▶ _Given problem_: Below is a listing; copy all of it exactly.

Records from a collection of figures:

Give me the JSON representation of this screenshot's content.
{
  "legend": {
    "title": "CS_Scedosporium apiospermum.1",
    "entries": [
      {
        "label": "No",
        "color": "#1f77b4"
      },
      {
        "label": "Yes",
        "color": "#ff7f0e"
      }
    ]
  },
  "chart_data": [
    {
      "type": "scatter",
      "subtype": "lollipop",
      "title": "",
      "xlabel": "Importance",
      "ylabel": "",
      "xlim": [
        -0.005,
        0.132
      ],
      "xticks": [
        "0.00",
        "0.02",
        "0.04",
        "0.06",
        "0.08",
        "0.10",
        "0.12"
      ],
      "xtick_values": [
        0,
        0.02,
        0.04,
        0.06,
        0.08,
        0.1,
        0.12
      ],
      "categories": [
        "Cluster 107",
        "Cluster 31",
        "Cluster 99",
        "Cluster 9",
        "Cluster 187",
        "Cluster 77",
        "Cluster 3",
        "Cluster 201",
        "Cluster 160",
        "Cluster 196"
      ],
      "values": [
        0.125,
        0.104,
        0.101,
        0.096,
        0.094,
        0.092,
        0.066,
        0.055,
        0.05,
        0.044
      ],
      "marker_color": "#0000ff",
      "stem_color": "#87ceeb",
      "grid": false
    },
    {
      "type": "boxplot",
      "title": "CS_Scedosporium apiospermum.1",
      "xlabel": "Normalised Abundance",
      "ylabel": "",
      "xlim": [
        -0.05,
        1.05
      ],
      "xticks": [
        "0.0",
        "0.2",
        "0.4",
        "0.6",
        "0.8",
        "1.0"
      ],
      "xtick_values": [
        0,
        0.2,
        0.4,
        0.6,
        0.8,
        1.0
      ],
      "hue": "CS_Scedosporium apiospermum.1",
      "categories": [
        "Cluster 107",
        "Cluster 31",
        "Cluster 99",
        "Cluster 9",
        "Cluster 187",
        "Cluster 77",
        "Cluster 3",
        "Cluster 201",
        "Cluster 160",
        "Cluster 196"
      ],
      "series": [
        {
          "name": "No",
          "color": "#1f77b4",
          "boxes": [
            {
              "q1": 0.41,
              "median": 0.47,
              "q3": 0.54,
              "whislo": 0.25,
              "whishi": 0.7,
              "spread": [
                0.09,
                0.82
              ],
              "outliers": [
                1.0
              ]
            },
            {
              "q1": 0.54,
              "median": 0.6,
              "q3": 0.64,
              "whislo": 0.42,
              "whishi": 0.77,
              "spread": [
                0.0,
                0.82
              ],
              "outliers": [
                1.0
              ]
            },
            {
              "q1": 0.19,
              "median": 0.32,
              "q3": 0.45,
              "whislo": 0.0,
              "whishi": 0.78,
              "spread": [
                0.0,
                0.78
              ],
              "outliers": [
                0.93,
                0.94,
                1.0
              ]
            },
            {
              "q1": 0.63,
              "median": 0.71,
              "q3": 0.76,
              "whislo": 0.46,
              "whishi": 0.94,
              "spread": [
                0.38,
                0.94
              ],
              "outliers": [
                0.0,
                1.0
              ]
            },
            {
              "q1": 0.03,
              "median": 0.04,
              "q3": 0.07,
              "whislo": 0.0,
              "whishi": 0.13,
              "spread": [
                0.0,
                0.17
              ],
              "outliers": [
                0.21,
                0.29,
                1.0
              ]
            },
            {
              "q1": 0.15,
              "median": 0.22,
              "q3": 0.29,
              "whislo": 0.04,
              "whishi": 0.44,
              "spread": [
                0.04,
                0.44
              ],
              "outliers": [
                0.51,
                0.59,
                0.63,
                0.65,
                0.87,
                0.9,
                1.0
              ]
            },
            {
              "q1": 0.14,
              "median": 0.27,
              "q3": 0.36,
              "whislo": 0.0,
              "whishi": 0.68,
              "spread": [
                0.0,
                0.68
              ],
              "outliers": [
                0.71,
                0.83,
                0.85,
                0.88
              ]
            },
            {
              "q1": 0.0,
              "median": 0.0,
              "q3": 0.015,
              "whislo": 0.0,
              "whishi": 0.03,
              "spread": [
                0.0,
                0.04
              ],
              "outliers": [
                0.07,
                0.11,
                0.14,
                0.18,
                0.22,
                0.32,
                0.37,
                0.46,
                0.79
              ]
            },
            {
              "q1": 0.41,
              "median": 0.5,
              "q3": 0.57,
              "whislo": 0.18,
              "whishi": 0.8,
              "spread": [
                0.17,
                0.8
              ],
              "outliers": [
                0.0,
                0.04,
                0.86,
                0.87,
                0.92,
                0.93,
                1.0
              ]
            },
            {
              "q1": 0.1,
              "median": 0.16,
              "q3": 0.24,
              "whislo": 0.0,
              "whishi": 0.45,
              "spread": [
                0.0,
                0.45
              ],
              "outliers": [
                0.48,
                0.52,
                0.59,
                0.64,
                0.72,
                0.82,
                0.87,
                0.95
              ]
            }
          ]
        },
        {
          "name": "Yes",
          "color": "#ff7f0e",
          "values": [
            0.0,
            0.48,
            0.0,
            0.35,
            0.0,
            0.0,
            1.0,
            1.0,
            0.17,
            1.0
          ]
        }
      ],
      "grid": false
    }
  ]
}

▶ _Correct result_:
Give me the JSON representation of this screenshot's content.
{
  "legend": {
    "title": "CS_Scedosporium apiospermum.1",
    "entries": [
      {
        "label": "No",
        "color": "#1f77b4"
      },
      {
        "label": "Yes",
        "color": "#ff7f0e"
      }
    ]
  },
  "chart_data": [
    {
      "type": "scatter",
      "subtype": "lollipop",
      "title": "",
      "xlabel": "Importance",
      "ylabel": "",
      "xlim": [
        -0.005,
        0.132
      ],
      "xticks": [
        "0.00",
        "0.02",
        "0.04",
        "0.06",
        "0.08",
        "0.10",
        "0.12"
      ],
      "xtick_values": [
        0,
        0.02,
        0.04,
        0.06,
        0.08,
        0.1,
        0.12
      ],
      "categories": [
        "Cluster 107",
        "Cluster 31",
        "Cluster 99",
        "Cluster 9",
        "Cluster 187",
        "Cluster 77",
        "Cluster 3",
        "Cluster 201",
        "Cluster 160",
        "Cluster 196"
      ],
      "values": [
        0.125,
        0.104,
        0.101,
        0.096,
        0.094,
        0.092,
        0.066,
        0.055,
        0.05,
        0.044
      ],
      "marker_color": "#0000ff",
      "stem_color": "#87ceeb",
      "grid": false
    },
    {
      "type": "boxplot",
      "title": "CS_Scedosporium apiospermum.1",
      "xlabel": "Normalised Abundance",
      "ylabel": "",
      "xlim": [
        -0.05,
        1.05
      ],
      "xticks": [
        "0.0",
        "0.2",
        "0.4",
        "0.6",
        "0.8",
        "1.0"
      ],
      "xtick_values": [
        0,
        0.2,
        0.4,
        0.6,
        0.8,
        1.0
      ],
      "hue": "CS_Scedosporium apiospermum.1",
      "categories": [
        "Cluster 107",
        "Cluster 31",
        "Cluster 99",
        "Cluster 9",
        "Cluster 187",
        "Cluster 77",
        "Cluster 3",
        "Cluster 201",
        "Cluster 160",
        "Cluster 196"
      ],
      "series": [
        {
          "name": "No",
          "color": "#1f77b4",
          "boxes": [
            {
              "q1": 0.41,
              "median": 0.47,
              "q3": 0.54,
              "whislo": 0.25,
              "whishi": 0.7,
              "spread": [
                0.09,
                0.82
              ],
              "outliers": [
                1.0
              ]
            },
            {
              "q1": 0.54,
              "median": 0.6,
              "q3": 0.64,
              "whislo": 0.42,
              "whishi": 0.77,
              "spread": [
                0.0,
                0.82
              ],
              "outliers": [
                1.0
              ]
            },
            {
              "q1": 0.19,
              "median": 0.32,
              "q3": 0.45,
              "whislo": 0.0,
              "whishi": 0.78,
              "spread": [
                0.0,
                0.78
              ],
              "outliers": [
                0.93,
                0.94,
                1.0
              ]
            },
            {
              "q1": 0.63,
              "median": 0.71,
              "q3": 0.76,
              "whislo": 0.46,
              "whishi": 0.94,
              "spread": [
                0.38,
                0.94
              ],
              "outliers": [
                0.0,
                1.0
              ]
            },
            {
              "q1": 0.03,
              "median": 0.04,
              "q3": 0.07,
              "whislo": 0.0,
              "whishi": 0.13,
              "spread": [
                0.0,
                0.17
              ],
              "outliers": [
                0.21,
                0.29,
                1.0
              ]
            },
            {
              "q1": 0.15,
              "median": 0.22,
              "q3": 0.29,
              "whislo": 0.04,
              "whishi": 0.44,
              "spread": [
                0.04,
                0.44
              ],
              "outliers": [
                0.51,
                0.59,
                0.63,
                0.65,
                0.87,
                0.9,
                1.0
              ]
            },
            {
              "q1": 0.14,
              "median": 0.27,
              "q3": 0.36,
              "whislo": 0.0,
              "whishi": 0.68,
              "spread": [
                0.0,
                0.68
              ],
              "outliers": [
                0.71,
                0.83,
                0.85,
                0.88
              ]
            },
            {
              "q1": 0.0,
              "median": 0.0,
              "q3": 0.015,
              "whislo": 0.0,
              "whishi": 0.03,
              "spread": [
                0.0,
                0.04
              ],
              "outliers": [
                0.07,
                0.11,
                0.14,
                0.18,
                0.22,
                0.32,
                0.37,
                0.46,
                0.79
              ]
            },
            {
              "q1": 0.41,
              "median": 0.5,
              "q3": 0.57,
              "whislo": 0.18,
              "whishi": 0.8,
              "spread": [
                0.17,
                0.8
              ],
              "outliers": [
                0.0,
                0.04,
                0.86,
                0.87,
                0.92,
                0.93,
                1.0
              ]
            },
            {
              "q1": 0.1,
              "median": 0.16,
              "q3": 0.24,
              "whislo": 0.0,
              "whishi": 0.45,
              "spread": [
                0.0,
                0.45
              ],
              "outliers": [
                0.48,
                0.52,
                0.59,
                0.64,
                0.72,
                0.82,
                0.87,
                0.95
              ]
            }
          ]
        },
        {
          "name": "Yes",
          "color": "#ff7f0e",
          "values": [
            0.0,
            0.48,
            0.0,
            0.35,
            0.0,
            0.0,
            1.0,
            1.0,
            0.17,
            1.0
          ]
        }
      ],
      "grid": false
    }
  ]
}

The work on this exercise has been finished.